In the entries below, find the lines with the word "NGÀY" and copy them.

Dataset listings of figures:
[START]

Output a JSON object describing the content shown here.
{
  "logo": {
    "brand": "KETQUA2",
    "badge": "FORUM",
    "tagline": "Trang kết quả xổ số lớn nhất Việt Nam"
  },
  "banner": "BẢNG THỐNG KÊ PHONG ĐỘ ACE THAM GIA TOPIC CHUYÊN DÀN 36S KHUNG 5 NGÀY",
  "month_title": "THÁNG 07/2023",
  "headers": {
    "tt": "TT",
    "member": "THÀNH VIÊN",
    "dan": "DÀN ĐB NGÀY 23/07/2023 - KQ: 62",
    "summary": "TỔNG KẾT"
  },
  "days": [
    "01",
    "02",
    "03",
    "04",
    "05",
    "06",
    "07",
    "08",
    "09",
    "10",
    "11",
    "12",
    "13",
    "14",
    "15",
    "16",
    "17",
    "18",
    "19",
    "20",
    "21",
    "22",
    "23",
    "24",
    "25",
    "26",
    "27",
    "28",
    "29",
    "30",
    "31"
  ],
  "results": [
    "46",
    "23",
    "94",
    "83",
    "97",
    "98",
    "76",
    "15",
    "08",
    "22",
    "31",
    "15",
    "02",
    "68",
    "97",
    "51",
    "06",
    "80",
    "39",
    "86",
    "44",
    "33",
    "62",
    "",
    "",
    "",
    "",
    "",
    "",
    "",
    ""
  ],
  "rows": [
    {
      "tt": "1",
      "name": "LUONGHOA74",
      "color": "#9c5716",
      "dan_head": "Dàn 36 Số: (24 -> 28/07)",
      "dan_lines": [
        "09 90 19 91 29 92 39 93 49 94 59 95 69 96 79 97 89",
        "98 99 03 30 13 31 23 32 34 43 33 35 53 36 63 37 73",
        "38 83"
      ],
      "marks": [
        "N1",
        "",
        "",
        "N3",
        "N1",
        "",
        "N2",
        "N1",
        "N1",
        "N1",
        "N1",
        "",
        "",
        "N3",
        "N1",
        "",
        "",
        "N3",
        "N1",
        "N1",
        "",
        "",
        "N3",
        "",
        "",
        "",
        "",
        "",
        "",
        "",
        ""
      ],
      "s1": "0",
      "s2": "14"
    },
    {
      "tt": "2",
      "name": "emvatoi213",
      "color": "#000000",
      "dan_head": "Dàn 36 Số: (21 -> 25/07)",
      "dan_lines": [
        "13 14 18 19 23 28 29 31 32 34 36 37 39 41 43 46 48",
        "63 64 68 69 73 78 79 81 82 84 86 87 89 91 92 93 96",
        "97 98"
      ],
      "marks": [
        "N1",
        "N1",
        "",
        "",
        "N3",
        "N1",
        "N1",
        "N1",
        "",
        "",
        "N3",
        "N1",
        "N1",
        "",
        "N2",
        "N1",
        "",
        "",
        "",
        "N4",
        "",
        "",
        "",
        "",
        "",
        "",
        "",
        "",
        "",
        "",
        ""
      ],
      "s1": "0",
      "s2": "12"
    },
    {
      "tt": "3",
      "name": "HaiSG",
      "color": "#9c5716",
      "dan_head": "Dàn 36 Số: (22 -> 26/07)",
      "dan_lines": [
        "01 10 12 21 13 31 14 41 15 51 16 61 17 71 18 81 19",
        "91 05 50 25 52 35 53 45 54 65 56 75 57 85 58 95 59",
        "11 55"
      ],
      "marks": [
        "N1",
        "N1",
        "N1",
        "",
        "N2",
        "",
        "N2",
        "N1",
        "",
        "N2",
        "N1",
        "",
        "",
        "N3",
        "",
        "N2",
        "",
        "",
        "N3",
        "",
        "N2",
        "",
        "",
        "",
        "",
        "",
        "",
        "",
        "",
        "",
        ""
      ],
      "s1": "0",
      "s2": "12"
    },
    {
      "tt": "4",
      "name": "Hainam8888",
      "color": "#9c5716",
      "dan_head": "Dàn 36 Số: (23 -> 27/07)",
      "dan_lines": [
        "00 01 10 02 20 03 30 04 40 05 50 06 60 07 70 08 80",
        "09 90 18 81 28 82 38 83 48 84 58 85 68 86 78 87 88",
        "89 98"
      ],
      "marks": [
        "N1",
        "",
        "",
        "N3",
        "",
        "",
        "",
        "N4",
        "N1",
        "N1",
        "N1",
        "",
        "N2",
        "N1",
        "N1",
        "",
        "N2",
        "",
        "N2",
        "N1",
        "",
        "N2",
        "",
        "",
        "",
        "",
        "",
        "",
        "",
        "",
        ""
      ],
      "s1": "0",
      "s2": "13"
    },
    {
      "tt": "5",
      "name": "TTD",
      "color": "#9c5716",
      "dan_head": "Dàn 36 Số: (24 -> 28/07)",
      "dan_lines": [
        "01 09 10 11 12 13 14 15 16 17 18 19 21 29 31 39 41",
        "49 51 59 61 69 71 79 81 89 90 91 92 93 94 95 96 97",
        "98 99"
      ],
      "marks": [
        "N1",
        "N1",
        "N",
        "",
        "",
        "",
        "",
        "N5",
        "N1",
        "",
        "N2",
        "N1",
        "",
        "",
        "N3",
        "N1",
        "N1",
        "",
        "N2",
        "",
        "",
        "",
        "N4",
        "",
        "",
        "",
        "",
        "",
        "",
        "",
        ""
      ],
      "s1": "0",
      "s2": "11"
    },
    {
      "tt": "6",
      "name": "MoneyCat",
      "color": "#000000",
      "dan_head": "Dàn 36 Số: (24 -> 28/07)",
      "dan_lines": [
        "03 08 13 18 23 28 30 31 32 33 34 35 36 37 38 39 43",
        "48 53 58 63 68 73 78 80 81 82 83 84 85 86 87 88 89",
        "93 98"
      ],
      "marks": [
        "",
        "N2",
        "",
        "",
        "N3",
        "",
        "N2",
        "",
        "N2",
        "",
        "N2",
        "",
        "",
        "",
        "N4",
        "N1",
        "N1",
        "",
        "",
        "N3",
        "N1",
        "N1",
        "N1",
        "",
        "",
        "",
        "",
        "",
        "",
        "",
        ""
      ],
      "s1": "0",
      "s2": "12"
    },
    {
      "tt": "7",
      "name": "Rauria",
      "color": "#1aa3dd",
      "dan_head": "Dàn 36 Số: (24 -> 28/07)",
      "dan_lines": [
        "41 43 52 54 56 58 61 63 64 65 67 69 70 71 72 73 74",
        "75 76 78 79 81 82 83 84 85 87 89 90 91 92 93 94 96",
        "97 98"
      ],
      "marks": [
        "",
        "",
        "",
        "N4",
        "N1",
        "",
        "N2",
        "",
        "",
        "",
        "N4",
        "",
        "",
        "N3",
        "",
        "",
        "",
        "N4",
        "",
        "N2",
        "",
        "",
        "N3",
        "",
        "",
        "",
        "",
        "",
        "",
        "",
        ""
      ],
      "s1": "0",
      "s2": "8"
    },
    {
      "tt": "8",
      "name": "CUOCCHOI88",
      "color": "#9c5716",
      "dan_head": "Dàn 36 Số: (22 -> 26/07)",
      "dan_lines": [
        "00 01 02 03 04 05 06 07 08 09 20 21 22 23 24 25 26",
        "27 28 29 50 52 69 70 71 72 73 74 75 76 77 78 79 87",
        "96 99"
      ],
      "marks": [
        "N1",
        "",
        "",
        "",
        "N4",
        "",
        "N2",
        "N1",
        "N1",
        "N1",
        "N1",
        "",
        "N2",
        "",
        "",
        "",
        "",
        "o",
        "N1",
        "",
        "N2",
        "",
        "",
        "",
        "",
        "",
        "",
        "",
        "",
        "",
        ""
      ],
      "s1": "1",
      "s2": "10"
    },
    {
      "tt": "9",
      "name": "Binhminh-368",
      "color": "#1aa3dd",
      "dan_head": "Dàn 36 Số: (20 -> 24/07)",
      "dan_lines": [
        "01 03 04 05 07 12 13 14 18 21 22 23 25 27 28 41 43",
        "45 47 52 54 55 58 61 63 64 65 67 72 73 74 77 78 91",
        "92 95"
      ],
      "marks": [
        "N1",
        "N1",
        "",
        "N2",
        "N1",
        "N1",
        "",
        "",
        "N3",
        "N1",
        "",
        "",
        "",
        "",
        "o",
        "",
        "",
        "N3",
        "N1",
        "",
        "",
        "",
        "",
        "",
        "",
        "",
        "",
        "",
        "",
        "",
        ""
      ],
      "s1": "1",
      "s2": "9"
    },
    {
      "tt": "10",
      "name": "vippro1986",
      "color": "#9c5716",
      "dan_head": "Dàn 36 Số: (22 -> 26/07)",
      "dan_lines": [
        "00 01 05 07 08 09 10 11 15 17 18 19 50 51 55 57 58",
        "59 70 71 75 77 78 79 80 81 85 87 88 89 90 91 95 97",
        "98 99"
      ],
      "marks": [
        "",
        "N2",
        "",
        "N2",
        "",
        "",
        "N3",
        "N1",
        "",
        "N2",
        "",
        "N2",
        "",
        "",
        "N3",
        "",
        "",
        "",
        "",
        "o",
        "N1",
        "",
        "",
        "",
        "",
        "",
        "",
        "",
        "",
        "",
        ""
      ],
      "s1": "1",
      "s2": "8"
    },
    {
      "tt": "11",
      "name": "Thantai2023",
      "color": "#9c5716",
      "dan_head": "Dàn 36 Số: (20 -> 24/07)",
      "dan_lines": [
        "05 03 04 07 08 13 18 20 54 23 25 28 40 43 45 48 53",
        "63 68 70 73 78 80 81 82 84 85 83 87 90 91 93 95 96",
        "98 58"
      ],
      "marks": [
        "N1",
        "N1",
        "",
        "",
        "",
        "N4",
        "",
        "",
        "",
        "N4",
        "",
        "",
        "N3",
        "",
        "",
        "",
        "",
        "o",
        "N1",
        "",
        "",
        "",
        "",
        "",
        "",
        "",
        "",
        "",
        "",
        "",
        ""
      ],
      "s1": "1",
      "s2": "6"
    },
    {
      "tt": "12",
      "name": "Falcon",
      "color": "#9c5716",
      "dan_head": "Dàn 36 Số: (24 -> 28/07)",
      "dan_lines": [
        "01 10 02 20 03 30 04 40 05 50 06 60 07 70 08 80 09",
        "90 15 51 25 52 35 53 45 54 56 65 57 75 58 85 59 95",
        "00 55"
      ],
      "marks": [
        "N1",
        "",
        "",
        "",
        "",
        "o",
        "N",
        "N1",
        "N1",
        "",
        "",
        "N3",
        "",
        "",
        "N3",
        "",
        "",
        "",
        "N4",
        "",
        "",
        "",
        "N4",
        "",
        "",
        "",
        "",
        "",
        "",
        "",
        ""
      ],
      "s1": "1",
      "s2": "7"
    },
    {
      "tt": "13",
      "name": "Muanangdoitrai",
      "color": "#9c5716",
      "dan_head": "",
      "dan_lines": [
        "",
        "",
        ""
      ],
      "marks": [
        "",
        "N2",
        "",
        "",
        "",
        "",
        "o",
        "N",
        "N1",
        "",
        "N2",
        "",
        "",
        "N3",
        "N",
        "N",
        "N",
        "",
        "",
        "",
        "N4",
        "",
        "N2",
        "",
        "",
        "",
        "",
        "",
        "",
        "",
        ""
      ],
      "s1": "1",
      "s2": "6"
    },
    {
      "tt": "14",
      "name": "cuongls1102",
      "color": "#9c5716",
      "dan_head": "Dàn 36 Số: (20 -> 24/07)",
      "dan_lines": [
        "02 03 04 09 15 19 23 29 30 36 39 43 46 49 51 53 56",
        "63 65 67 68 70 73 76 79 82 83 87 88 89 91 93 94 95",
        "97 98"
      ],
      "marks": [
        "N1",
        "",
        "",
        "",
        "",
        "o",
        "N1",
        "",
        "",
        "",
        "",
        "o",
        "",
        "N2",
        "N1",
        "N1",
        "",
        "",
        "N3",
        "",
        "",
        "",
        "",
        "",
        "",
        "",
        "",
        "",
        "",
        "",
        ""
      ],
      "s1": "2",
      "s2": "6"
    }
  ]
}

[END]

TASK OUTPUT:
  "banner": "BẢNG THỐNG KÊ PHONG ĐỘ ACE THAM GIA TOPIC CHUYÊN DÀN 36S KHUNG 5 NGÀY",
    "dan": "DÀN ĐB NGÀY 23/07/2023 - KQ: 62",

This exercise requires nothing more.